=== Task directions ===
Tally the lines in the data that follows that include the word "applications", and report nothing but the total.

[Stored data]
* start *
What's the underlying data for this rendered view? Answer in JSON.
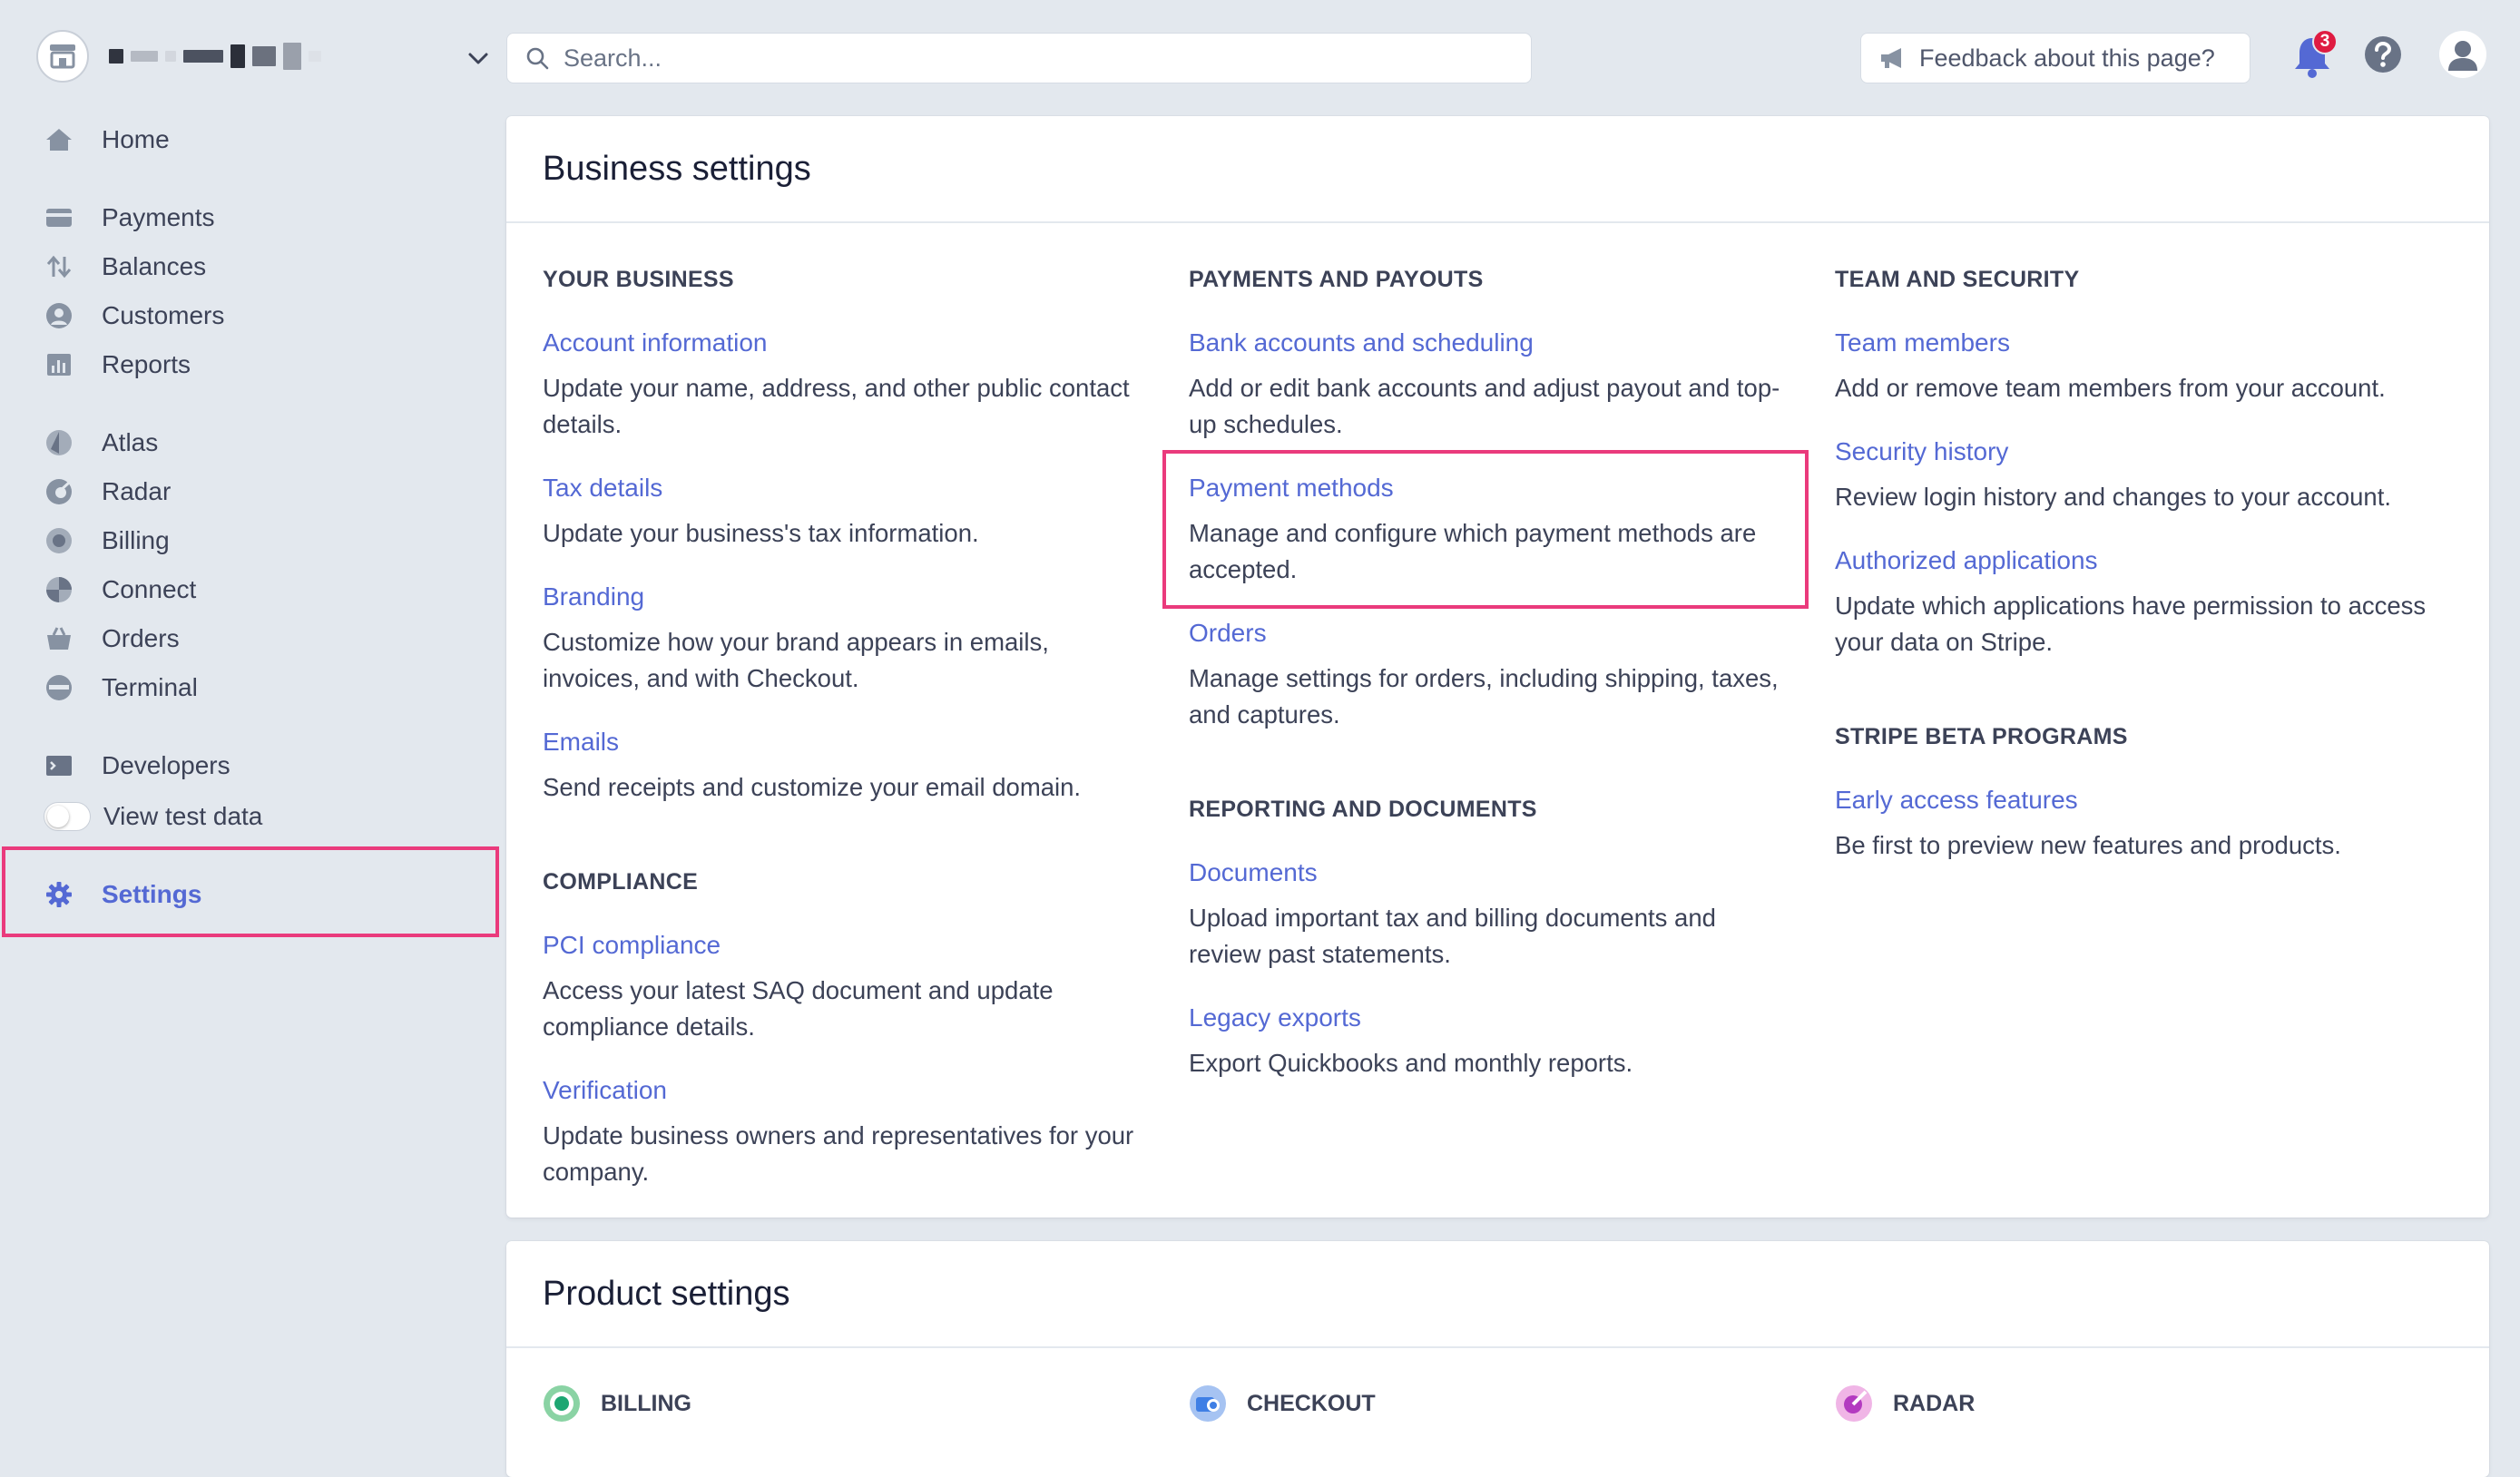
{
  "topbar": {
    "account_name": "",
    "search_placeholder": "Search...",
    "feedback_label": "Feedback about this page?",
    "notification_count": "3"
  },
  "sidebar": {
    "items": [
      {
        "label": "Home",
        "icon": "home-icon"
      },
      {
        "label": "Payments",
        "icon": "payments-icon"
      },
      {
        "label": "Balances",
        "icon": "balances-icon"
      },
      {
        "label": "Customers",
        "icon": "customers-icon"
      },
      {
        "label": "Reports",
        "icon": "reports-icon"
      },
      {
        "label": "Atlas",
        "icon": "atlas-icon"
      },
      {
        "label": "Radar",
        "icon": "radar-icon"
      },
      {
        "label": "Billing",
        "icon": "billing-icon"
      },
      {
        "label": "Connect",
        "icon": "connect-icon"
      },
      {
        "label": "Orders",
        "icon": "orders-icon"
      },
      {
        "label": "Terminal",
        "icon": "terminal-icon"
      },
      {
        "label": "Developers",
        "icon": "developers-icon"
      },
      {
        "label": "View test data",
        "icon": "toggle"
      },
      {
        "label": "Settings",
        "icon": "gear-icon",
        "active": true
      }
    ]
  },
  "business": {
    "title": "Business settings",
    "your_business": {
      "heading": "YOUR BUSINESS",
      "items": [
        {
          "title": "Account information",
          "desc": "Update your name, address, and other public contact details."
        },
        {
          "title": "Tax details",
          "desc": "Update your business's tax information."
        },
        {
          "title": "Branding",
          "desc": "Customize how your brand appears in emails, invoices, and with Checkout."
        },
        {
          "title": "Emails",
          "desc": "Send receipts and customize your email domain."
        }
      ]
    },
    "compliance": {
      "heading": "COMPLIANCE",
      "items": [
        {
          "title": "PCI compliance",
          "desc": "Access your latest SAQ document and update compliance details."
        },
        {
          "title": "Verification",
          "desc": "Update business owners and representatives for your company."
        }
      ]
    },
    "payments_payouts": {
      "heading": "PAYMENTS AND PAYOUTS",
      "items": [
        {
          "title": "Bank accounts and scheduling",
          "desc": "Add or edit bank accounts and adjust payout and top-up schedules."
        },
        {
          "title": "Payment methods",
          "desc": "Manage and configure which payment methods are accepted."
        },
        {
          "title": "Orders",
          "desc": "Manage settings for orders, including shipping, taxes, and captures."
        }
      ]
    },
    "reporting": {
      "heading": "REPORTING AND DOCUMENTS",
      "items": [
        {
          "title": "Documents",
          "desc": "Upload important tax and billing documents and review past statements."
        },
        {
          "title": "Legacy exports",
          "desc": "Export Quickbooks and monthly reports."
        }
      ]
    },
    "team_security": {
      "heading": "TEAM AND SECURITY",
      "items": [
        {
          "title": "Team members",
          "desc": "Add or remove team members from your account."
        },
        {
          "title": "Security history",
          "desc": "Review login history and changes to your account."
        },
        {
          "title": "Authorized applications",
          "desc": "Update which applications have permission to access your data on Stripe."
        }
      ]
    },
    "beta": {
      "heading": "STRIPE BETA PROGRAMS",
      "items": [
        {
          "title": "Early access features",
          "desc": "Be first to preview new features and products."
        }
      ]
    }
  },
  "product": {
    "title": "Product settings",
    "sections": [
      {
        "heading": "BILLING",
        "icon": "billing-product-icon"
      },
      {
        "heading": "CHECKOUT",
        "icon": "checkout-product-icon"
      },
      {
        "heading": "RADAR",
        "icon": "radar-product-icon"
      }
    ]
  },
  "colors": {
    "link": "#5469d4",
    "highlight": "#ea3a7c",
    "badge": "#df1b41"
  }
}
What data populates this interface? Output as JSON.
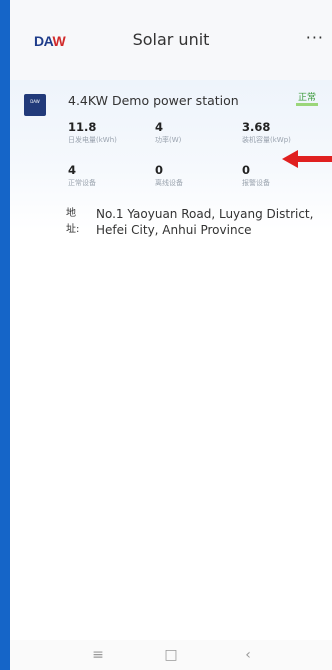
{
  "header": {
    "logo_left": "DA",
    "logo_right": "W",
    "title": "Solar unit",
    "more_label": "···"
  },
  "station": {
    "name": "4.4KW Demo power station",
    "status": "正常",
    "thumbnail_label": "DAW",
    "metrics": [
      {
        "value": "11.8",
        "label": "日发电量(kWh)"
      },
      {
        "value": "4",
        "label": "功率(W)"
      },
      {
        "value": "3.68",
        "label": "装机容量(kWp)"
      },
      {
        "value": "4",
        "label": "正常设备"
      },
      {
        "value": "0",
        "label": "离线设备"
      },
      {
        "value": "0",
        "label": "报警设备"
      }
    ],
    "address_label": "地址:",
    "address": "No.1 Yaoyuan Road, Luyang District, Hefei City, Anhui Province"
  },
  "colors": {
    "frame_blue": "#1565c8",
    "arrow_red": "#e02020",
    "status_green": "#3a9a3a"
  },
  "navbar": {
    "menu_glyph": "≡",
    "home_glyph": "□",
    "back_glyph": "‹"
  }
}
* end *
=== Answer for the task ===
2